** BEGIN STORED DATA **

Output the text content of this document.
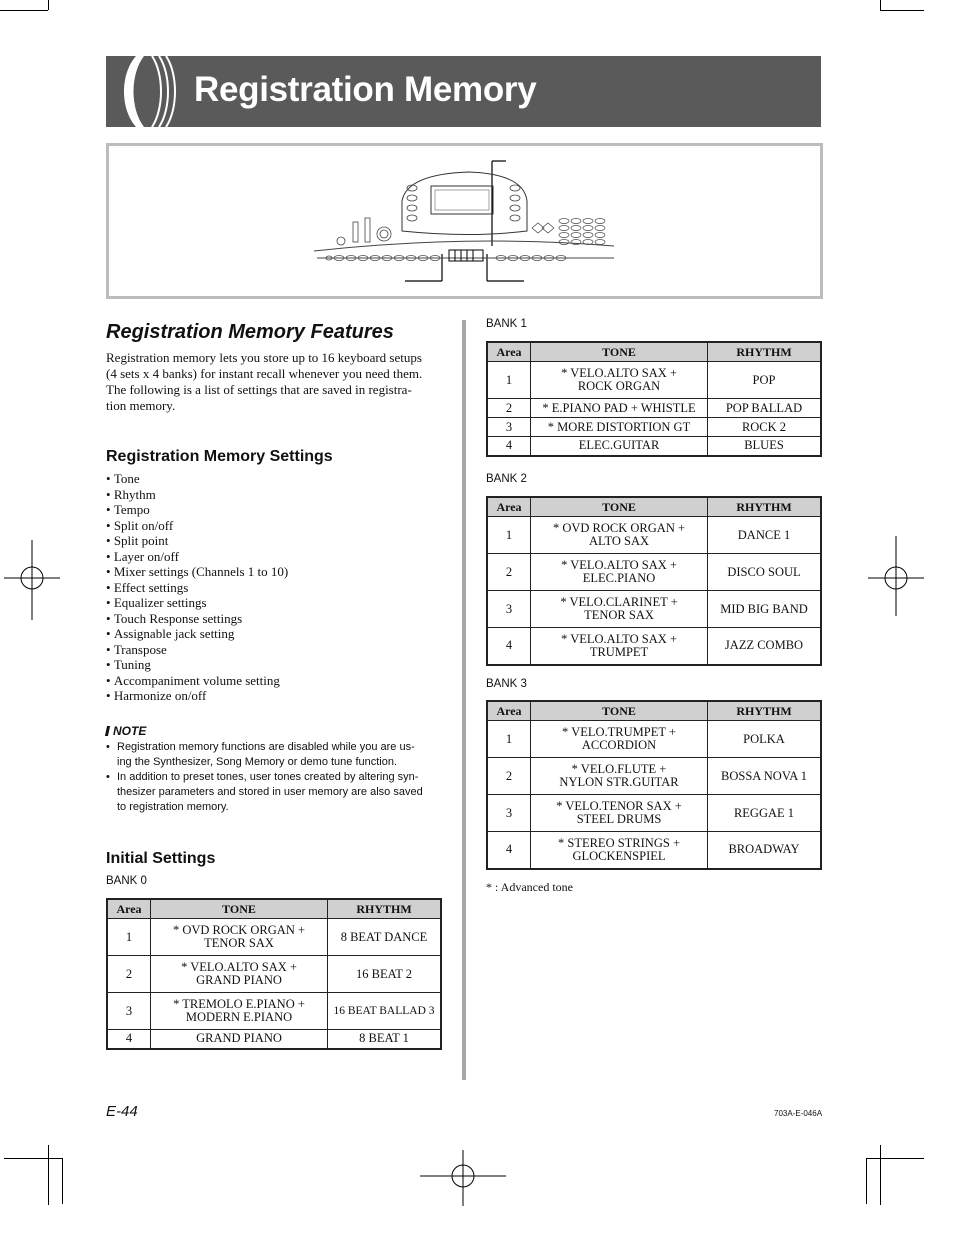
Registration Memory
Registration Memory Features
Registration memory lets you store up to 16 keyboard setups
(4 sets x 4 banks) for instant recall whenever you need them.
The following is a list of settings that are saved in registra-
tion memory.
Registration Memory Settings
• Tone
• Rhythm
• Tempo
• Split on/off
• Split point
• Layer on/off
• Mixer settings (Channels 1 to 10)
• Effect settings
• Equalizer settings
• Touch Response settings
• Assignable jack setting
• Transpose
• Tuning
• Accompaniment volume setting
• Harmonize on/off
NOTE
• Registration memory functions are disabled while you are us-
ing the Synthesizer, Song Memory or demo tune function.
• In addition to preset tones, user tones created by altering syn-
thesizer parameters and stored in user memory are also saved
to registration memory.
Initial Settings
BANK 0
Area	TONE	RHYTHM
1	* OVD ROCK ORGAN +
TENOR SAX	8 BEAT DANCE
2	* VELO.ALTO SAX +
GRAND PIANO	16 BEAT 2
3	* TREMOLO E.PIANO +
MODERN E.PIANO	16 BEAT BALLAD 3
4	GRAND PIANO	8 BEAT 1
BANK 1
Area	TONE	RHYTHM
1	* VELO.ALTO SAX +
ROCK ORGAN	POP
2	* E.PIANO PAD + WHISTLE	POP BALLAD
3	* MORE DISTORTION GT	ROCK 2
4	ELEC.GUITAR	BLUES
BANK 2
Area	TONE	RHYTHM
1	* OVD ROCK ORGAN +
ALTO SAX	DANCE 1
2	* VELO.ALTO SAX +
ELEC.PIANO	DISCO SOUL
3	* VELO.CLARINET +
TENOR SAX	MID BIG BAND
4	* VELO.ALTO SAX +
TRUMPET	JAZZ COMBO
BANK 3
Area	TONE	RHYTHM
1	* VELO.TRUMPET +
ACCORDION	POLKA
2	* VELO.FLUTE +
NYLON STR.GUITAR	BOSSA NOVA 1
3	* VELO.TENOR SAX +
STEEL DRUMS	REGGAE 1
4	* STEREO STRINGS +
GLOCKENSPIEL	BROADWAY
* : Advanced tone
E-44	703A-E-046A
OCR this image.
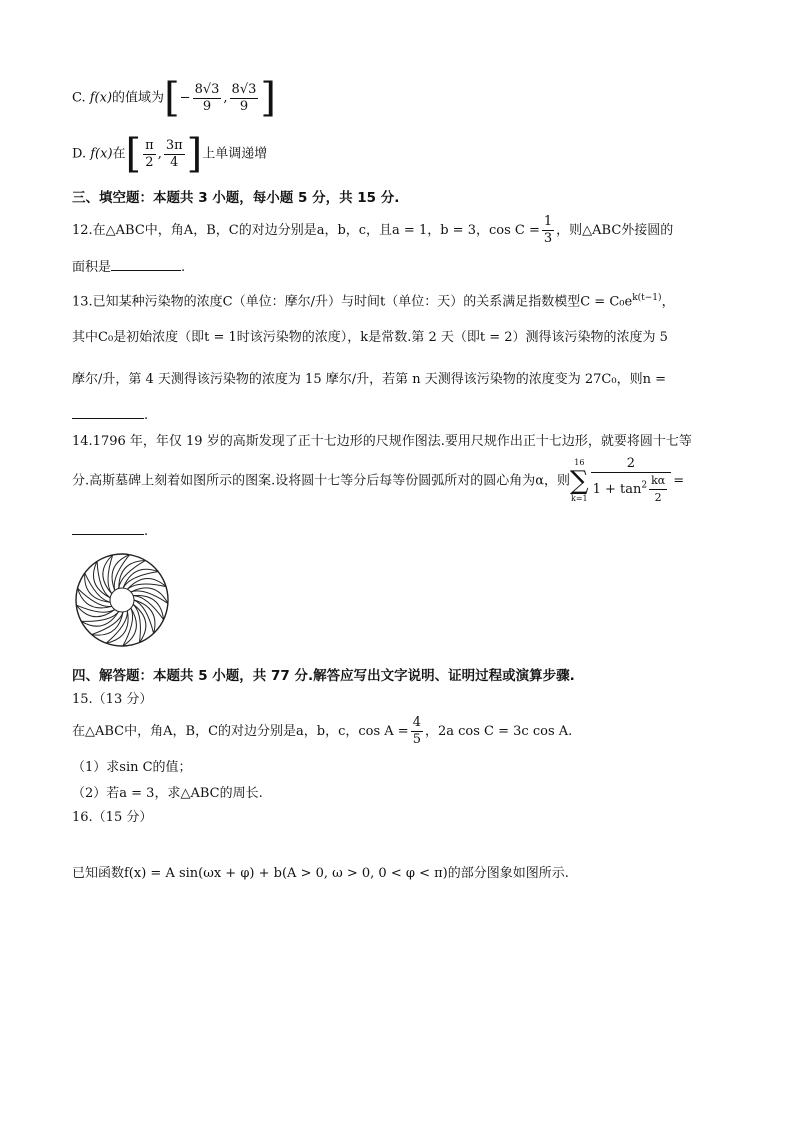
C. f(x)的值域为[− $\frac{8√3}{9}$ , $\frac{8√3}{9}$ ]
D. f(x)在[ $\frac{\pi}{2}$ , $\frac{3\pi}{4}$ ]上单调递增
三、填空题：本题共 3 小题，每小题 5 分，共 15 分.
12.在△ABC中，角A，B，C的对边分别是a，b，c，且a = 1，b = 3，$\cos C = \frac{1}{3}$ ，则△ABC外接圆的
面积是	.
13.已知某种污染物的浓度C（单位：摩尔/升）与时间t（单位：天）的关系满足指数模型$C = C_0e^{k(t-1)}$，
其中C₀是初始浓度（即t = 1时该污染物的浓度），k是常数.第 2 天（即t = 2）测得该污染物的浓度为 5
摩尔/升，第 4 天测得该污染物的浓度为 15 摩尔/升，若第 n 天测得该污染物的浓度变为 27C₀，则n =
.
14.1796 年，年仅 19 岁的高斯发现了正十七边形的尺规作图法.要用尺规作出正十七边形，就要将圆十七等
分.高斯墓碑上刻着如图所示的图案.设将圆十七等分后每等份圆弧所对的圆心角为α，则
16
∑
$k=1 \frac{2}{1 + \tan^2 \frac{k\alpha}{2}}$ =
.
四、解答题：本题共 5 小题，共 77 分.解答应写出文字说明、证明过程或演算步骤.
15.（13 分）
在△ABC中，角A，B，C的对边分别是a，b，c，$\cos A = \frac{4}{5}$ ，2a cos C = 3c cos A.
（1）求sin C的值；
（2）若a = 3，求△ABC的周长.
16.（15 分）
已知函数f(x) = A sin(ωx + φ) + b(A > 0, ω > 0, 0 < φ < π)的部分图象如图所示.
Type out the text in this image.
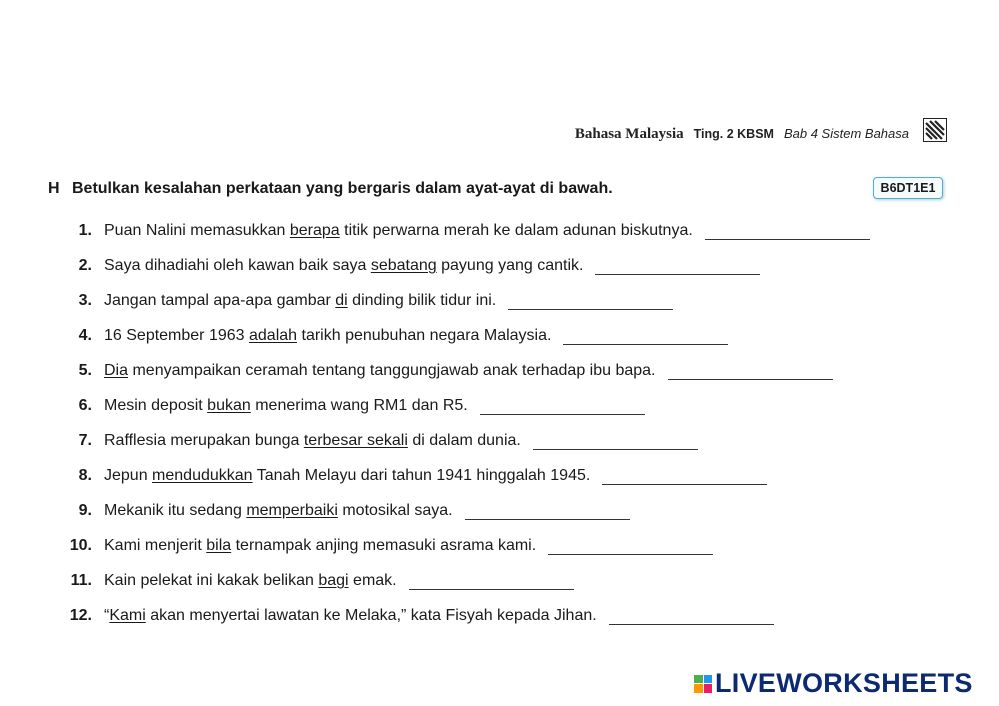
Bahasa Malaysia Ting. 2 KBSM Bab 4 Sistem Bahasa
H Betulkan kesalahan perkataan yang bergaris dalam ayat-ayat di bawah.	B6DT1E1
1. Puan Nalini memasukkan berapa titik perwarna merah ke dalam adunan biskutnya.
2. Saya dihadiahi oleh kawan baik saya sebatang payung yang cantik.
3. Jangan tampal apa-apa gambar di dinding bilik tidur ini.
4. 16 September 1963 adalah tarikh penubuhan negara Malaysia.
5. Dia menyampaikan ceramah tentang tanggungjawab anak terhadap ibu bapa.
6. Mesin deposit bukan menerima wang RM1 dan R5.
7. Rafflesia merupakan bunga terbesar sekali di dalam dunia.
8. Jepun mendudukkan Tanah Melayu dari tahun 1941 hinggalah 1945.
9. Mekanik itu sedang memperbaiki motosikal saya.
10. Kami menjerit bila ternampak anjing memasuki asrama kami.
11. Kain pelekat ini kakak belikan bagi emak.
12. “Kami akan menyertai lawatan ke Melaka,” kata Fisyah kepada Jihan.
LIVEWORKSHEETS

** END STORED DATA **

* _TASK DIRECTIONS_
Omit the pictures and print again exactly the lines from the one with "OCR this image." through the final line of the entries, both ends included.

* _SOLUTION_
OCR this image.
C. f(x)的值域为[− $\frac{8√3}{9}$ , $\frac{8√3}{9}$ ]
D. f(x)在[ $\frac{\pi}{2}$ , $\frac{3\pi}{4}$ ]上单调递增
三、填空题：本题共 3 小题，每小题 5 分，共 15 分.
12.在△ABC中，角A，B，C的对边分别是a，b，c，且a = 1，b = 3，$\cos C = \frac{1}{3}$ ，则△ABC外接圆的
面积是	.
13.已知某种污染物的浓度C（单位：摩尔/升）与时间t（单位：天）的关系满足指数模型$C = C_0e^{k(t-1)}$，
其中C₀是初始浓度（即t = 1时该污染物的浓度），k是常数.第 2 天（即t = 2）测得该污染物的浓度为 5
摩尔/升，第 4 天测得该污染物的浓度为 15 摩尔/升，若第 n 天测得该污染物的浓度变为 27C₀，则n =
.
14.1796 年，年仅 19 岁的高斯发现了正十七边形的尺规作图法.要用尺规作出正十七边形，就要将圆十七等
分.高斯墓碑上刻着如图所示的图案.设将圆十七等分后每等份圆弧所对的圆心角为α，则
16
∑
$k=1 \frac{2}{1 + \tan^2 \frac{k\alpha}{2}}$ =
.
四、解答题：本题共 5 小题，共 77 分.解答应写出文字说明、证明过程或演算步骤.
15.（13 分）
在△ABC中，角A，B，C的对边分别是a，b，c，$\cos A = \frac{4}{5}$ ，2a cos C = 3c cos A.
（1）求sin C的值；
（2）若a = 3，求△ABC的周长.
16.（15 分）
已知函数f(x) = A sin(ωx + φ) + b(A > 0, ω > 0, 0 < φ < π)的部分图象如图所示.
Type out the text in this image.
Bahasa Malaysia Ting. 2 KBSM Bab 4 Sistem Bahasa
H Betulkan kesalahan perkataan yang bergaris dalam ayat-ayat di bawah.	B6DT1E1
1. Puan Nalini memasukkan berapa titik perwarna merah ke dalam adunan biskutnya.
2. Saya dihadiahi oleh kawan baik saya sebatang payung yang cantik.
3. Jangan tampal apa-apa gambar di dinding bilik tidur ini.
4. 16 September 1963 adalah tarikh penubuhan negara Malaysia.
5. Dia menyampaikan ceramah tentang tanggungjawab anak terhadap ibu bapa.
6. Mesin deposit bukan menerima wang RM1 dan R5.
7. Rafflesia merupakan bunga terbesar sekali di dalam dunia.
8. Jepun mendudukkan Tanah Melayu dari tahun 1941 hinggalah 1945.
9. Mekanik itu sedang memperbaiki motosikal saya.
10. Kami menjerit bila ternampak anjing memasuki asrama kami.
11. Kain pelekat ini kakak belikan bagi emak.
12. “Kami akan menyertai lawatan ke Melaka,” kata Fisyah kepada Jihan.
LIVEWORKSHEETS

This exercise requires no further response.